Extracted information -
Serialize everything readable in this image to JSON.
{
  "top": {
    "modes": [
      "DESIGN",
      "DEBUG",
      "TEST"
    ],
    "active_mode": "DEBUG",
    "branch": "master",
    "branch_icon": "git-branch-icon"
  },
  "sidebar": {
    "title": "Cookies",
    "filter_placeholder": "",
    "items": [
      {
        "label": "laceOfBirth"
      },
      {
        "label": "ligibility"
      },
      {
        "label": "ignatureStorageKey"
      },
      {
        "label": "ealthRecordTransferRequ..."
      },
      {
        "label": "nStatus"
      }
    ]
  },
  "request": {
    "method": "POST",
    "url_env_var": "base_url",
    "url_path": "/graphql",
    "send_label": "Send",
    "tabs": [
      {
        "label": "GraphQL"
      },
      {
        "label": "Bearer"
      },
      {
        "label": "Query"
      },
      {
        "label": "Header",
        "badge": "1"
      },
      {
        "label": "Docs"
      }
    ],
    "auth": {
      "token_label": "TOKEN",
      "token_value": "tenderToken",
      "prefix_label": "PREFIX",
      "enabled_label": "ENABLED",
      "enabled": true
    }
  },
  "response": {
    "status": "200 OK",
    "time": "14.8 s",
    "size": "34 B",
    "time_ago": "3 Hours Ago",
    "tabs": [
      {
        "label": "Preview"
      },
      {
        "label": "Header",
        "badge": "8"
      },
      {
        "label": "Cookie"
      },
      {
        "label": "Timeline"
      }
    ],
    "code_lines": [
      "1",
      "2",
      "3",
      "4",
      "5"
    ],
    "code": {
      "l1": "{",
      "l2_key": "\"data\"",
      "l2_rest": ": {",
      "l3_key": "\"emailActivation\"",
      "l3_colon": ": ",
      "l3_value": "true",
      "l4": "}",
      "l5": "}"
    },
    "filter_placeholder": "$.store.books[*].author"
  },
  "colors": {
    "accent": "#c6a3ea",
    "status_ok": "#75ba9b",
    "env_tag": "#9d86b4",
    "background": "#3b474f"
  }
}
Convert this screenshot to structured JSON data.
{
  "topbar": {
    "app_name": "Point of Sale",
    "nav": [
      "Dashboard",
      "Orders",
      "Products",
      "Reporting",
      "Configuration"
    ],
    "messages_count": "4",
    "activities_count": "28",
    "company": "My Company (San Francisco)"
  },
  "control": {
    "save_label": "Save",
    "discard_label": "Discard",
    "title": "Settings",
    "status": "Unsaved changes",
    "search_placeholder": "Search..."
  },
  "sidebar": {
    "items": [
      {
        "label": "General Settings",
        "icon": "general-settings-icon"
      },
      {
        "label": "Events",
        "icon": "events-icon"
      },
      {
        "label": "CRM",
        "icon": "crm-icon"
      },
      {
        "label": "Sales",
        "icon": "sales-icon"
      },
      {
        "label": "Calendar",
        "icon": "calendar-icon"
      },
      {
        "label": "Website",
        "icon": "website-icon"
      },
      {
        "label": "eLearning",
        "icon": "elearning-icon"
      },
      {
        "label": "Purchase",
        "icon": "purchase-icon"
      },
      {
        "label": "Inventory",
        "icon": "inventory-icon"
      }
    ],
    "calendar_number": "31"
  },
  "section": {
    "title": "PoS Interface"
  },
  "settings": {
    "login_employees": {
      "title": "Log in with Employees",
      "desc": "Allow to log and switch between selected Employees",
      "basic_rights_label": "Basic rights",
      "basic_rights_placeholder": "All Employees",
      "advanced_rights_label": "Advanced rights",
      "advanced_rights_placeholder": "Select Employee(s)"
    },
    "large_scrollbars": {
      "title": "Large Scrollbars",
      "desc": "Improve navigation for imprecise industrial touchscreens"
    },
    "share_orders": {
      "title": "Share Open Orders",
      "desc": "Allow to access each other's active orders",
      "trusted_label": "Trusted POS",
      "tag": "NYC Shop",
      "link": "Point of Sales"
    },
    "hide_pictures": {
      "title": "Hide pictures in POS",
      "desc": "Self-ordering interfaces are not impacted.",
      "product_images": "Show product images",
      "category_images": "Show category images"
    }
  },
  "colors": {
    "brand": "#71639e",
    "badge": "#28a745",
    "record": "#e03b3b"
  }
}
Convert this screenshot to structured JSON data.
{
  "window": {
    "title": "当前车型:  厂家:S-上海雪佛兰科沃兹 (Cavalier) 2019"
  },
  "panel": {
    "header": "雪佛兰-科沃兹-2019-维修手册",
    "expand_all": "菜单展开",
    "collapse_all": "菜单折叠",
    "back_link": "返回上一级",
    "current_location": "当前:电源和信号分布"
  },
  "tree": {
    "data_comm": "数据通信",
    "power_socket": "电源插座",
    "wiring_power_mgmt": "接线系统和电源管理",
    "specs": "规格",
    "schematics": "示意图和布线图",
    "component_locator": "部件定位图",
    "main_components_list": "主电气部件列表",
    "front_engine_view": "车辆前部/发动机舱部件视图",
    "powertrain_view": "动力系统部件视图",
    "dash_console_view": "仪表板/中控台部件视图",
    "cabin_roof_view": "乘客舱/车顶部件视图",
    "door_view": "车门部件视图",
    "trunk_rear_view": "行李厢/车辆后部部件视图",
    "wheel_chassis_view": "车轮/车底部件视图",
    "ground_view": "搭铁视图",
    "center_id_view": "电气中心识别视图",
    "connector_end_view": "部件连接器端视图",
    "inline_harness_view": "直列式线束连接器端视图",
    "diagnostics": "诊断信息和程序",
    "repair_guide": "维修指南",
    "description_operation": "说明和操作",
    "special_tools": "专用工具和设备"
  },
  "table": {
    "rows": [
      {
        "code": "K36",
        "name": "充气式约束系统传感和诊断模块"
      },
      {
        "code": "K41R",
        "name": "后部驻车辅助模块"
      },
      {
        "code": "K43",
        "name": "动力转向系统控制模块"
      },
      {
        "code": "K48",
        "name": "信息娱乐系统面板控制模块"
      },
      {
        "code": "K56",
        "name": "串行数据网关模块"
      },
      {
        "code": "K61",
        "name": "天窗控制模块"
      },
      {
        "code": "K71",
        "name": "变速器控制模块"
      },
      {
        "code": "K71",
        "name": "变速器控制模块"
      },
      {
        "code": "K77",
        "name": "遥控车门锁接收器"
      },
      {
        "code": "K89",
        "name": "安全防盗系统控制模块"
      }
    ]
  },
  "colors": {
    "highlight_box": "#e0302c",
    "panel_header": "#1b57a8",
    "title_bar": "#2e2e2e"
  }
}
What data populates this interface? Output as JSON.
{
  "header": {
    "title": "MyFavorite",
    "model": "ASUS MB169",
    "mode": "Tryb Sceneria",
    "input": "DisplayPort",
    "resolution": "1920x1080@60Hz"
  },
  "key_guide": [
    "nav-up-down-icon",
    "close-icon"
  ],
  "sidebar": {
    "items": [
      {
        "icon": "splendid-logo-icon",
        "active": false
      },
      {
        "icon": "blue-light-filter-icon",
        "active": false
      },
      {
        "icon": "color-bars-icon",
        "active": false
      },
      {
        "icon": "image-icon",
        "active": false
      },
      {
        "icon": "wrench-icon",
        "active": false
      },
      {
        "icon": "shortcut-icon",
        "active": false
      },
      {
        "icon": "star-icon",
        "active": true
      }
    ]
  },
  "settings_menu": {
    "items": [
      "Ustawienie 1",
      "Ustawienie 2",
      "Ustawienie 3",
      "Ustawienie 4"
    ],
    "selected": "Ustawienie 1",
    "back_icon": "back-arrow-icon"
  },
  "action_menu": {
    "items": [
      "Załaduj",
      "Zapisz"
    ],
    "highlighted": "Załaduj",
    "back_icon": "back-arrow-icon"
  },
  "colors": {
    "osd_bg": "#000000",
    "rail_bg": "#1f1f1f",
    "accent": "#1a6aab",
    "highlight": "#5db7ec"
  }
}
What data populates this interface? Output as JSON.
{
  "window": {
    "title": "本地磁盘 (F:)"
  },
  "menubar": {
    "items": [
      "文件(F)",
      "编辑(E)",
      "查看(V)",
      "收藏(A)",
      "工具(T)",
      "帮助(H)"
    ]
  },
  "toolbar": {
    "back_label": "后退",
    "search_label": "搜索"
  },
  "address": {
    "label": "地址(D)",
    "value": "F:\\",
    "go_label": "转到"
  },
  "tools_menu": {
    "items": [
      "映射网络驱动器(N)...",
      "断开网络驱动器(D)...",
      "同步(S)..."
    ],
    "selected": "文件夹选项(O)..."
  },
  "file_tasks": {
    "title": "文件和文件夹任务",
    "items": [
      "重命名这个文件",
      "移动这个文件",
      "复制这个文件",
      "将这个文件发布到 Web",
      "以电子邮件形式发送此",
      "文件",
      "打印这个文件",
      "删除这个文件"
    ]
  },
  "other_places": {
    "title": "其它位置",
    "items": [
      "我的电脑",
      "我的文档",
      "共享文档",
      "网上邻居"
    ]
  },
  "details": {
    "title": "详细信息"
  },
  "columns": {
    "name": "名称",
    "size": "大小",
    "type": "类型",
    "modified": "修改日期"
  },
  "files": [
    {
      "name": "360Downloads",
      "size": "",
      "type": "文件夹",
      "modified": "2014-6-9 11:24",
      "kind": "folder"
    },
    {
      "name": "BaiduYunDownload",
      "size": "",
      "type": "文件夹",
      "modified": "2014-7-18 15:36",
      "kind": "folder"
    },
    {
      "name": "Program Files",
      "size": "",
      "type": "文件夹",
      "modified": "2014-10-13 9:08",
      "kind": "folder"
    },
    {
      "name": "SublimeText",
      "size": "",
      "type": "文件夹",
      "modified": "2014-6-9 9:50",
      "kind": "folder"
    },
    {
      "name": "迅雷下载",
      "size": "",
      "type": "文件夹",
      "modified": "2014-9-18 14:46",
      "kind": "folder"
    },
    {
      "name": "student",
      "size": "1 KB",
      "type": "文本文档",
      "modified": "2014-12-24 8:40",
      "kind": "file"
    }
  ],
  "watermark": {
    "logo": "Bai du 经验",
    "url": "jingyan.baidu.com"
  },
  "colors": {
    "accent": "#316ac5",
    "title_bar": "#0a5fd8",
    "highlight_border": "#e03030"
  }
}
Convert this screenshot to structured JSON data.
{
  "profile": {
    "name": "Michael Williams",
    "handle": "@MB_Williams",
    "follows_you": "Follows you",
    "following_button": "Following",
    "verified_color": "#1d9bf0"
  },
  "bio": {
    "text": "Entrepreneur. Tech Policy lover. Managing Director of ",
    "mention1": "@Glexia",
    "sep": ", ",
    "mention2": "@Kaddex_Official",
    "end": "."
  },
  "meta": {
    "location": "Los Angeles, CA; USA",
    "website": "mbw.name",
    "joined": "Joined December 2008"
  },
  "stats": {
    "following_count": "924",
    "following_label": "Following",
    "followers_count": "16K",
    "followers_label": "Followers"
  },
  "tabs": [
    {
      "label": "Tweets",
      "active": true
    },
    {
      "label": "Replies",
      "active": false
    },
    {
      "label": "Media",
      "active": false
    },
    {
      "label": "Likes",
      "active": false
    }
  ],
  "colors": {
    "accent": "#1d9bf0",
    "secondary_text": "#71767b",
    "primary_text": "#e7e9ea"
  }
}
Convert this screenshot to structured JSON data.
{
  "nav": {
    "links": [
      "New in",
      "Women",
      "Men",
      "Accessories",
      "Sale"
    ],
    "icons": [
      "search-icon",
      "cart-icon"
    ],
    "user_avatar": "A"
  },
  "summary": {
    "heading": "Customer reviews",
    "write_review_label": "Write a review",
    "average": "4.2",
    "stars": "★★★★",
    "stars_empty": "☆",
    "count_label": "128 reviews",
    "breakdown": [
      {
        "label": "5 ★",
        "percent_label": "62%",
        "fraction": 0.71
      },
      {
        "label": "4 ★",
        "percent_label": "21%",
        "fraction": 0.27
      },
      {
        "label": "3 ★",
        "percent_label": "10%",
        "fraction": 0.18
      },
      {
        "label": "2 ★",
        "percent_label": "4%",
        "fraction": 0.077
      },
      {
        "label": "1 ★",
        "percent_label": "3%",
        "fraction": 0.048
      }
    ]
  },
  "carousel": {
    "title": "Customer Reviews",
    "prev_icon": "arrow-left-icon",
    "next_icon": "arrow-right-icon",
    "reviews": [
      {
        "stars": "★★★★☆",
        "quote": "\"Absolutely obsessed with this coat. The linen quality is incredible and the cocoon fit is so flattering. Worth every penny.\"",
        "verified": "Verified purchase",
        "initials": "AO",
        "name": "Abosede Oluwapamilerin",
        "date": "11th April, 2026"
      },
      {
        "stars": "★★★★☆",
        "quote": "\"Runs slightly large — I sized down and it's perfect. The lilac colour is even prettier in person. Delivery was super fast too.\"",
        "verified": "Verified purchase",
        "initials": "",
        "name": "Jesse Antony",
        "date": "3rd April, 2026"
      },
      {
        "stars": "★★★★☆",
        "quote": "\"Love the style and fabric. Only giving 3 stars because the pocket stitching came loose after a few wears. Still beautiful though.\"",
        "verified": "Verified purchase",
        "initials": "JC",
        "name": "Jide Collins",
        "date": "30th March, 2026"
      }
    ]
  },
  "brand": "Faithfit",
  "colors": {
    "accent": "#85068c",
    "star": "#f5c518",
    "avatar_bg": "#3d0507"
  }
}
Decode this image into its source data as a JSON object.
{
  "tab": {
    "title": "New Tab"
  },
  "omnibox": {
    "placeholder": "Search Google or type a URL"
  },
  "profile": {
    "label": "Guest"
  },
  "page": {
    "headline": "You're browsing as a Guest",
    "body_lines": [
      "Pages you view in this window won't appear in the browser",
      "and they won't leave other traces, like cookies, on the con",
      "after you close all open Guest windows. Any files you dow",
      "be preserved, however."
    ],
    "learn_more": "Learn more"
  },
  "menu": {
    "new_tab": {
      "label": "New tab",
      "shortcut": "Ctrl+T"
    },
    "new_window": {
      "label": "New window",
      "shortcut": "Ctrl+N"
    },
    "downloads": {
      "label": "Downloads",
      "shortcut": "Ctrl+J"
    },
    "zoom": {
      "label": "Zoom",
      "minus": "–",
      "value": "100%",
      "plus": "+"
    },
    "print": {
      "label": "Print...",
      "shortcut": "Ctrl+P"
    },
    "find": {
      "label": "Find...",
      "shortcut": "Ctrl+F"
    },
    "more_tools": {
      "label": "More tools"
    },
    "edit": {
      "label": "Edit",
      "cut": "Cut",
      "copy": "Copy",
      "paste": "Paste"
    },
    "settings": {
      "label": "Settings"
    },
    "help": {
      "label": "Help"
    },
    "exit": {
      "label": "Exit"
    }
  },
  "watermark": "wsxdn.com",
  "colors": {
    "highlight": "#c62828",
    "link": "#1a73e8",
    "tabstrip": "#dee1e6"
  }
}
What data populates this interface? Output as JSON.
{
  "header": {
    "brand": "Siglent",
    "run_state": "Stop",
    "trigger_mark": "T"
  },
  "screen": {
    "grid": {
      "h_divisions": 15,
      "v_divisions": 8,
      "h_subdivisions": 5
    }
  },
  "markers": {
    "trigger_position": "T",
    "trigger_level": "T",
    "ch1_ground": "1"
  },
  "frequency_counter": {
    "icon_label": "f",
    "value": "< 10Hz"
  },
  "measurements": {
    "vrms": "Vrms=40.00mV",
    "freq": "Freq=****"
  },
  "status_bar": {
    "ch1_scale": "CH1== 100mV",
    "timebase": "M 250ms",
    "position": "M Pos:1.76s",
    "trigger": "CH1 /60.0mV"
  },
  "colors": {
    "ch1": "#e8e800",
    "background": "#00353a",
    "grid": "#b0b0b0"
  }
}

Problem details - Copy out all lines above that include the string "brand".

Reply -
    "brand": "#71639e",
  "brand": "Faithfit",
    "brand": "Siglent",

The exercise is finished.